[Records excerpted from a collection]
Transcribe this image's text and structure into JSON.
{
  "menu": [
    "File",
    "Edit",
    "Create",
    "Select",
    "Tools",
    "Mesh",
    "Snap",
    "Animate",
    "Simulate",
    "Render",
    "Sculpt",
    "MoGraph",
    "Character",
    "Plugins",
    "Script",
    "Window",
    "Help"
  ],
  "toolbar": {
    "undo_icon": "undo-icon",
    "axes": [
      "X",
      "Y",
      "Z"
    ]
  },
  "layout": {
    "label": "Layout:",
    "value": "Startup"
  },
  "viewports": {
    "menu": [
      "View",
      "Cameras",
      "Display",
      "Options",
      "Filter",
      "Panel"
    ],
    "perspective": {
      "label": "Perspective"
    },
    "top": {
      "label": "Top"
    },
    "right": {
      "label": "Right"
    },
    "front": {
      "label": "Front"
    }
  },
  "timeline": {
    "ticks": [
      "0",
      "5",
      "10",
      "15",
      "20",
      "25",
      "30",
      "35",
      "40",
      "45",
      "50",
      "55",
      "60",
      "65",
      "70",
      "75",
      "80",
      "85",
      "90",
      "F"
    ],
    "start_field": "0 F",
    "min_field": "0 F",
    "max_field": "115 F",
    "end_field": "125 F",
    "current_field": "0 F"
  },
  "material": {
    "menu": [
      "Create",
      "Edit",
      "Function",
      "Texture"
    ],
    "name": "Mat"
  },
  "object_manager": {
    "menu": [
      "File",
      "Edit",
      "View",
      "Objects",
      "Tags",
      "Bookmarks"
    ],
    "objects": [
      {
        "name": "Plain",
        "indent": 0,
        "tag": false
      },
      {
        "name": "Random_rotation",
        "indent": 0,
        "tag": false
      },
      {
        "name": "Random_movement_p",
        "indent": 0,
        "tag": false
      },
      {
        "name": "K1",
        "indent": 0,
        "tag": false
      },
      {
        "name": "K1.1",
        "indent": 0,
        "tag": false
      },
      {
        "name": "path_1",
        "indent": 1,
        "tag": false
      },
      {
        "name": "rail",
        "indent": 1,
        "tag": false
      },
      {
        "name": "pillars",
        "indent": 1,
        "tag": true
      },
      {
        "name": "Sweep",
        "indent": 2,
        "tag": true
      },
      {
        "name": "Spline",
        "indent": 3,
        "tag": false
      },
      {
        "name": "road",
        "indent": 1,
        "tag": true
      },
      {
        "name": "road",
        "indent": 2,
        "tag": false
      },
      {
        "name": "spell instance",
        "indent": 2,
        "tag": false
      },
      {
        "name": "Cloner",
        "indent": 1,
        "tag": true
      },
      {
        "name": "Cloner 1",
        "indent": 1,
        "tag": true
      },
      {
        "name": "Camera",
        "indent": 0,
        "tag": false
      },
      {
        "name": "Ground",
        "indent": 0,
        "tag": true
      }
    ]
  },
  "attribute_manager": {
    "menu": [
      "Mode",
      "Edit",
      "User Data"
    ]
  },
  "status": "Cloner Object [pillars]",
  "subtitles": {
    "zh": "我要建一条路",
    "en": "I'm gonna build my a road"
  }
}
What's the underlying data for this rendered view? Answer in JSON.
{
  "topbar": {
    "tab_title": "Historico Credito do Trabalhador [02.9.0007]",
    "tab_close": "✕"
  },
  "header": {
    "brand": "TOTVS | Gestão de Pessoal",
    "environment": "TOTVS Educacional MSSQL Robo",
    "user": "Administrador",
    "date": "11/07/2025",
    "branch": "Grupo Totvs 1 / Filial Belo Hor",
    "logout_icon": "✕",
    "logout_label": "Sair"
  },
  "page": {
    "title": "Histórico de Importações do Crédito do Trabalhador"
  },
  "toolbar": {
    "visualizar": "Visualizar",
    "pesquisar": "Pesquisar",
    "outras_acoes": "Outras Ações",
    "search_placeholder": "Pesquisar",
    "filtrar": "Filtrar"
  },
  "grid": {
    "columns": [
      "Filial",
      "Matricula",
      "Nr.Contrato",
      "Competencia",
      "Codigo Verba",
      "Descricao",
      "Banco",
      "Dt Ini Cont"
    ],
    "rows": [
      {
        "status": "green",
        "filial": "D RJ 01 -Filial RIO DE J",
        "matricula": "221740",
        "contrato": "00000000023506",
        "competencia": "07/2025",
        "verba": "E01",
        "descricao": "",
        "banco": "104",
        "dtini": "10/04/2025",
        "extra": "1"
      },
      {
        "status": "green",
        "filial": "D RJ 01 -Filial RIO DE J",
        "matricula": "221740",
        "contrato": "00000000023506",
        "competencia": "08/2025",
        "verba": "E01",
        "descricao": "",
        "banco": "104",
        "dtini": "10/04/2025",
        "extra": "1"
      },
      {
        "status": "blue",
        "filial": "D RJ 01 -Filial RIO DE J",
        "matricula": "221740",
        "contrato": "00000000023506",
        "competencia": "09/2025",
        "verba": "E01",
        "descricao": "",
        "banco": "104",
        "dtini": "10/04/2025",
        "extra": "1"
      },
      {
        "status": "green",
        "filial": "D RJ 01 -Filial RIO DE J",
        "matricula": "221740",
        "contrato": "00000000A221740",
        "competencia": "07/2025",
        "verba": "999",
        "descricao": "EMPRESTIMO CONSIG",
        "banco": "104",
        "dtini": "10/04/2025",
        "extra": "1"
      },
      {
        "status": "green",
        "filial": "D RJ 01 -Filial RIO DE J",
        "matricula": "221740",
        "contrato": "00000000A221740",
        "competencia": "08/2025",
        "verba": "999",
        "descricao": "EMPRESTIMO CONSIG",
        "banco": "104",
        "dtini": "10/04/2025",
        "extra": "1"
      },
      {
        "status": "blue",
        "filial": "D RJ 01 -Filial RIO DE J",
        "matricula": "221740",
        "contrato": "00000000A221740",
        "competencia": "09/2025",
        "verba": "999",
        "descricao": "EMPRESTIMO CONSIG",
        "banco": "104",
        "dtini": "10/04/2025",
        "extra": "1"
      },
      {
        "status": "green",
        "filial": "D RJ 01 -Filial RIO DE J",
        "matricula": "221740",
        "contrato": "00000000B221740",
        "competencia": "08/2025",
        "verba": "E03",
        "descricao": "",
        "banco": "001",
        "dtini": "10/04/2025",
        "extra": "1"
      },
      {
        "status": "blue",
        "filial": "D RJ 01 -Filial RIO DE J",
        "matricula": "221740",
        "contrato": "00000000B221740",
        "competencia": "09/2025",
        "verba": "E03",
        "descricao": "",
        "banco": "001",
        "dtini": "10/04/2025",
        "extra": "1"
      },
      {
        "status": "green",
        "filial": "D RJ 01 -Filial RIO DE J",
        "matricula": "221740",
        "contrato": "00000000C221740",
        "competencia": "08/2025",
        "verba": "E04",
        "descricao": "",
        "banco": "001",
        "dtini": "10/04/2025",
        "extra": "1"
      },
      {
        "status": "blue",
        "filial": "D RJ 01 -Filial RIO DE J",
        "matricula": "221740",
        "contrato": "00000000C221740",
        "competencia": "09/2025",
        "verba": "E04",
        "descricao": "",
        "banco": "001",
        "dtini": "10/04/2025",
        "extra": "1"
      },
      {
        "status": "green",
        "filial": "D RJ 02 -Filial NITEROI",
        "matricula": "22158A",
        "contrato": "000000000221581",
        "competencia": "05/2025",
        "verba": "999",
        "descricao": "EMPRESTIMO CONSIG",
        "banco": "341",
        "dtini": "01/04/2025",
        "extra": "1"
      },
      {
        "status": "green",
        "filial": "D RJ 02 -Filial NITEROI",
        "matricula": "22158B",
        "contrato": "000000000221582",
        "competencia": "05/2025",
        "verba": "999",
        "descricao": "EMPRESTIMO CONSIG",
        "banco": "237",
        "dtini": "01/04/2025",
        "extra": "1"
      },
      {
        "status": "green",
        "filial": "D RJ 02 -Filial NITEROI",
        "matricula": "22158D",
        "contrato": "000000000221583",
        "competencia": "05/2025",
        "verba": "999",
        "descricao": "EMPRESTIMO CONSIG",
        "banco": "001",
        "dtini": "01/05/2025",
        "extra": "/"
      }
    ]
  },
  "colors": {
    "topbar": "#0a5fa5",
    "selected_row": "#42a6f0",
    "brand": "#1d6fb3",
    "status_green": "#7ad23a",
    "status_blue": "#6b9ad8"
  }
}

- _EXERCISE PROMPT_
List the lines of the material in which the word "Cloner" occurs.

- _FINISHED TASK_
        "name": "Cloner",
        "name": "Cloner 1",
  "status": "Cloner Object [pillars]",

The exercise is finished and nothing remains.